» **Exercise**: Count lines, not occurrences: give the number of lines holding the word "plus", and nothing besides.

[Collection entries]
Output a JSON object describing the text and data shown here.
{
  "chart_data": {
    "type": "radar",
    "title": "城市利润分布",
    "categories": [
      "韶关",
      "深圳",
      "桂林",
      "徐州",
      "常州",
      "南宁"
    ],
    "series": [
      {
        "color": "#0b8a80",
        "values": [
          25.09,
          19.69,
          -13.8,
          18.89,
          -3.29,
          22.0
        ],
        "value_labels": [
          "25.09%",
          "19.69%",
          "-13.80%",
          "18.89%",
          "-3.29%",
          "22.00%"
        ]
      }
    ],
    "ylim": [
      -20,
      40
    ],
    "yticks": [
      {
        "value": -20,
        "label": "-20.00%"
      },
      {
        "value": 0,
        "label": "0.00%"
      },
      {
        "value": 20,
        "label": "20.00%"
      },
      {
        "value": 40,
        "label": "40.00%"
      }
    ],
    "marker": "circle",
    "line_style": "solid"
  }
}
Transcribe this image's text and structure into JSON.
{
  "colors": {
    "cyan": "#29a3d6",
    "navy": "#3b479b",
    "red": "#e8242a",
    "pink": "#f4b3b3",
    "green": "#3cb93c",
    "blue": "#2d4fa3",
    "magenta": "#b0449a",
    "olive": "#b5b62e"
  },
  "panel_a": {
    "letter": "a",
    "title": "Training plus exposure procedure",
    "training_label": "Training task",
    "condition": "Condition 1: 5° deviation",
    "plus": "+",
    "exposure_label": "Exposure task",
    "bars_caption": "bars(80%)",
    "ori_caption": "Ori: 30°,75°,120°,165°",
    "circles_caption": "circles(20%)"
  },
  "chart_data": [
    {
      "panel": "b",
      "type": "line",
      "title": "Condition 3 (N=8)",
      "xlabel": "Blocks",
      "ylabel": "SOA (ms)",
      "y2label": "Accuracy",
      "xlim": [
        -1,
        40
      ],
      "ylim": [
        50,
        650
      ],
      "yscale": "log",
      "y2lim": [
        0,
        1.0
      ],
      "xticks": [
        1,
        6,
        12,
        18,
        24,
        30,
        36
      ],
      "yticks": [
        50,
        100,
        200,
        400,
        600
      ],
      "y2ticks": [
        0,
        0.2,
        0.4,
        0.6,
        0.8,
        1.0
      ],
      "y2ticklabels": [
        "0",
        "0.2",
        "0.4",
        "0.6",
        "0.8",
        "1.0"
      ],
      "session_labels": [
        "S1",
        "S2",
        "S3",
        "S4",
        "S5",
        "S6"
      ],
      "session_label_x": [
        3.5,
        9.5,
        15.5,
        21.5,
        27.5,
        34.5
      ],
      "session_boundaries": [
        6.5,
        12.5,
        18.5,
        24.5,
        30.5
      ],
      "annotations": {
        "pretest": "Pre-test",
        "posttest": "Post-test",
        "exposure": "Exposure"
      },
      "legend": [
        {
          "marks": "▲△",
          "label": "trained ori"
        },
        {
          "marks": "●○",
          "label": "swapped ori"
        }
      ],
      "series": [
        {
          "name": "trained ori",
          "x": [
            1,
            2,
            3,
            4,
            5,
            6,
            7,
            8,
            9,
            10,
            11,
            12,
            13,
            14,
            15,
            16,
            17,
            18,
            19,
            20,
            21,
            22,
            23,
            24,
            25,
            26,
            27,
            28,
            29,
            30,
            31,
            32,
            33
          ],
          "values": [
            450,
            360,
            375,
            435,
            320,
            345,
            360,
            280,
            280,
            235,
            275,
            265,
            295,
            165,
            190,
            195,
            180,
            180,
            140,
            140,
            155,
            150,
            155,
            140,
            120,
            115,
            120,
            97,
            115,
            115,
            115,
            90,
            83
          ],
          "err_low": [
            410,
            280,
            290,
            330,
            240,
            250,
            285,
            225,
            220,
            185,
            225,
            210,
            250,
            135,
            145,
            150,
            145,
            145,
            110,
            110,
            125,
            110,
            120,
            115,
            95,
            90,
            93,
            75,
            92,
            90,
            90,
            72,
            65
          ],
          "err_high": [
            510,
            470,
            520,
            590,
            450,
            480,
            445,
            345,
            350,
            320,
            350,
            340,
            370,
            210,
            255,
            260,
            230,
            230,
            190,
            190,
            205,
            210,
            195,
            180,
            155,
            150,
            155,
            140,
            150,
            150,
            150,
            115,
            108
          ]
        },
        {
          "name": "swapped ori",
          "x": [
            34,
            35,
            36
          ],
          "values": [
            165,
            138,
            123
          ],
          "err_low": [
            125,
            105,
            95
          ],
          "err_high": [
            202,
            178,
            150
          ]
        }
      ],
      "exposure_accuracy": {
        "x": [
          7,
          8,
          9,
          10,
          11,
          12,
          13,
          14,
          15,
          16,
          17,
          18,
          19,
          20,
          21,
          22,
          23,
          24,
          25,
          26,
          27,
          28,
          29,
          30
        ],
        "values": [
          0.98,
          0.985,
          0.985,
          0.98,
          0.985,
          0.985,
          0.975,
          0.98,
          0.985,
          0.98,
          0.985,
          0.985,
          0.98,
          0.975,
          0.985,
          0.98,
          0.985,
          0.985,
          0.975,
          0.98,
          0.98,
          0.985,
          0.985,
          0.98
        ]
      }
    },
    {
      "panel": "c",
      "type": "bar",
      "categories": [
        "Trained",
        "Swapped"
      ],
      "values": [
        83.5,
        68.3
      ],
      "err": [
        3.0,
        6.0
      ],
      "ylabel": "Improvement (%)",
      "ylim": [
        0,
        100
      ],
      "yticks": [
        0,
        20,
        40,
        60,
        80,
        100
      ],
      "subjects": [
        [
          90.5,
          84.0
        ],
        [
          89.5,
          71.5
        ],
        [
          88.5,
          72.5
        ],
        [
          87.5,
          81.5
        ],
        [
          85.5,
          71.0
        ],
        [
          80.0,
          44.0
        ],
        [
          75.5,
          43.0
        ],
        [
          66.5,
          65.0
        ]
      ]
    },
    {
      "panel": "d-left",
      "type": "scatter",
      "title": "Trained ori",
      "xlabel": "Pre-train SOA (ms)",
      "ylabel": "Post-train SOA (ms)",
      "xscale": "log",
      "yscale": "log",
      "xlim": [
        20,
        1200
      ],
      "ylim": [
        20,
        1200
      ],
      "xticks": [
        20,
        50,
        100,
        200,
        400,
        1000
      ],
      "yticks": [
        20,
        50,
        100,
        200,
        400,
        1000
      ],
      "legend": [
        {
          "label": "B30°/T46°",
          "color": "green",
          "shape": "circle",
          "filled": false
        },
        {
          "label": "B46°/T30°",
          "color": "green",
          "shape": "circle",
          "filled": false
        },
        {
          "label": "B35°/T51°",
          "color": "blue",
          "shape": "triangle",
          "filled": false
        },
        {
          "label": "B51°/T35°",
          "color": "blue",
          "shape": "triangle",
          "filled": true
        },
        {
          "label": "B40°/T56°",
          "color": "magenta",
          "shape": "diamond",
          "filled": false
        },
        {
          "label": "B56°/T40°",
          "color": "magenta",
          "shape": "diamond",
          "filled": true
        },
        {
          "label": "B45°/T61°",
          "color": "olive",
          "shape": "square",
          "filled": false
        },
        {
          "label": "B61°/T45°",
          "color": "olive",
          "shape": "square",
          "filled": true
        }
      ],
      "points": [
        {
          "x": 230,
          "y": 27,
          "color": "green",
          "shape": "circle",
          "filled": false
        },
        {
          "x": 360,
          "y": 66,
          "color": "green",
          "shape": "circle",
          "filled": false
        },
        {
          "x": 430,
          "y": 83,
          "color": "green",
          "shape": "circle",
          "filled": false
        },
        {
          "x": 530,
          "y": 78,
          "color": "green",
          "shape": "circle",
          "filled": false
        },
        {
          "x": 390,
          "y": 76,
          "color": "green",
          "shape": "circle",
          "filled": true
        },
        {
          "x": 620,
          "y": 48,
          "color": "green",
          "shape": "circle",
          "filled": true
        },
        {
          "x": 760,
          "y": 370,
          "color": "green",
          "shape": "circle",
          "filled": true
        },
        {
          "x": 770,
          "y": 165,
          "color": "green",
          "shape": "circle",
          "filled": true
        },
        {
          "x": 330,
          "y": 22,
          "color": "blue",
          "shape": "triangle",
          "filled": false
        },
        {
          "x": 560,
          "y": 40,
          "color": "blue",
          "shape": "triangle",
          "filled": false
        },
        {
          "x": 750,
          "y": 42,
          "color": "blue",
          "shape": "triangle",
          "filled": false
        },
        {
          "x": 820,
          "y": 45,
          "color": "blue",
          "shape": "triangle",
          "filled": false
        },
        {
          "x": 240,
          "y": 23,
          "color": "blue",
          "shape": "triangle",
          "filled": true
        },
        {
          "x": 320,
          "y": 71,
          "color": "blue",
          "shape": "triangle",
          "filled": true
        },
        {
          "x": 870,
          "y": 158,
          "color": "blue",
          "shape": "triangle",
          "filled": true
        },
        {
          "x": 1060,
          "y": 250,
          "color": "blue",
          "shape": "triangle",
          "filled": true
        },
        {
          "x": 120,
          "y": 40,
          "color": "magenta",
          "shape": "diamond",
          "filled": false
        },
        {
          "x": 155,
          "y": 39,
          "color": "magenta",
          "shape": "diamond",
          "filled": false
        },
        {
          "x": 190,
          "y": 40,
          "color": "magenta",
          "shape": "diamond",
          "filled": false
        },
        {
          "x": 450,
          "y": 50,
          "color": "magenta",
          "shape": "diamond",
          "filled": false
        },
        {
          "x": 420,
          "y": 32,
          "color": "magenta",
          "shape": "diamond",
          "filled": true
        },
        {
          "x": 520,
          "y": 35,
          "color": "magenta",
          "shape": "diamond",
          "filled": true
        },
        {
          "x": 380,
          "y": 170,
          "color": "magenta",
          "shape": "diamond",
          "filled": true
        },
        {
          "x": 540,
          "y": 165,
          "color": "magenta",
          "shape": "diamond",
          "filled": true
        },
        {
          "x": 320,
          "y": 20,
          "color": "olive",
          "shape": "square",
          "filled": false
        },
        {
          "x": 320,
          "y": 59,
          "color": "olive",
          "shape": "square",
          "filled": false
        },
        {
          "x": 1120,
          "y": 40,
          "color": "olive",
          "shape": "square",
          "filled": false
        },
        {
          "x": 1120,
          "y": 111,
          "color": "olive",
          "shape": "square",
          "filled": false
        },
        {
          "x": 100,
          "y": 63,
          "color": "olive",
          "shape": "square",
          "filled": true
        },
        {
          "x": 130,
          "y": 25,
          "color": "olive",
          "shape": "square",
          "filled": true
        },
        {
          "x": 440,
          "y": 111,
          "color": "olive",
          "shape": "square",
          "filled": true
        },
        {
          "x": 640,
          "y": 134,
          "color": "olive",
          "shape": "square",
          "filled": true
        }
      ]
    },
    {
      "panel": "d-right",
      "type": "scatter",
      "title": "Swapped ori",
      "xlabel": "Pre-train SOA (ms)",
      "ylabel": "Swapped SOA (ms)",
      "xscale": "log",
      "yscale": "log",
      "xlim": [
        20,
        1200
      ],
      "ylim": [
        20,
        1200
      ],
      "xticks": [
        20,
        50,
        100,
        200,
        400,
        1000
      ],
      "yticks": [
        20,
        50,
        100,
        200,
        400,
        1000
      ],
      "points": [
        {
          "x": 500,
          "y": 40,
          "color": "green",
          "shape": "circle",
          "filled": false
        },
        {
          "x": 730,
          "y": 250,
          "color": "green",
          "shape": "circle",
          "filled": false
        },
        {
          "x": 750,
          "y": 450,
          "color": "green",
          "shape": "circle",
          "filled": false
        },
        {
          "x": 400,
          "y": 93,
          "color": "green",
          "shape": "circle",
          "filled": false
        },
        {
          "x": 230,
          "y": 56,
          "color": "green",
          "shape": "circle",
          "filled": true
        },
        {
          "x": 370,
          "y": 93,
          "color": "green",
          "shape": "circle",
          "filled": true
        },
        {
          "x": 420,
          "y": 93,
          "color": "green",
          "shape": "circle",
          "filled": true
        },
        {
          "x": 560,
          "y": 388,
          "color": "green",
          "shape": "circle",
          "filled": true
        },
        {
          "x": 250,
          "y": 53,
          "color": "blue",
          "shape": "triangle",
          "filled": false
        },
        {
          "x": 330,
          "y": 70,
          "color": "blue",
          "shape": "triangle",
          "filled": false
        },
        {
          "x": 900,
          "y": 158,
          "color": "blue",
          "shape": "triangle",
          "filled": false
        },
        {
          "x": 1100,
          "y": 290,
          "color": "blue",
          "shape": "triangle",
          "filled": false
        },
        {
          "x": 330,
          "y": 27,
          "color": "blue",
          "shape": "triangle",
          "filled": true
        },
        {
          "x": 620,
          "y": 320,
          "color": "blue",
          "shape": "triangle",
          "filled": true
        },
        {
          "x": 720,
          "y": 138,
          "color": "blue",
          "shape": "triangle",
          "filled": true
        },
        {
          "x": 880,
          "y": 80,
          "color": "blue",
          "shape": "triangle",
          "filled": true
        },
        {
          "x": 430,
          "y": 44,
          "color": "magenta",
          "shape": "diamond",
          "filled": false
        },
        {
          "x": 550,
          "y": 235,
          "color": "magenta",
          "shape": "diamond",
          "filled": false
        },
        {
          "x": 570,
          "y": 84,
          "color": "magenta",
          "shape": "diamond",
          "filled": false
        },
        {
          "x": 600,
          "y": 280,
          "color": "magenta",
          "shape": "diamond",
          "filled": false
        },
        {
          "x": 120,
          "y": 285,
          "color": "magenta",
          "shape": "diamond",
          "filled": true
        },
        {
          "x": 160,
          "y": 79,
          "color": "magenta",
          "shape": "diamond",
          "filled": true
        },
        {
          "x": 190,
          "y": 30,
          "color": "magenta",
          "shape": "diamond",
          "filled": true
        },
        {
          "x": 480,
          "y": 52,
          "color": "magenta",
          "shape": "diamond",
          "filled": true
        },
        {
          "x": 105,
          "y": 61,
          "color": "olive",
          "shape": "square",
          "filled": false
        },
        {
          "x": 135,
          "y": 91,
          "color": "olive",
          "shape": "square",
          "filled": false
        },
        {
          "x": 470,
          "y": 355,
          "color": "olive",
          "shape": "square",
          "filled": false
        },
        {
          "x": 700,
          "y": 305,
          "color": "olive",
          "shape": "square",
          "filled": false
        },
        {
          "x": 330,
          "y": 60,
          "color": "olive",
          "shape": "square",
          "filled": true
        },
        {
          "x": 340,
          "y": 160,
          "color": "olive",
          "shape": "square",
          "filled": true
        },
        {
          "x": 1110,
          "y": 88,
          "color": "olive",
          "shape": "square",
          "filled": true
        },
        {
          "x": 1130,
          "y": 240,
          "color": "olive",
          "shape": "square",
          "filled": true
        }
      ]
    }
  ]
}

» **Response to the task**: 2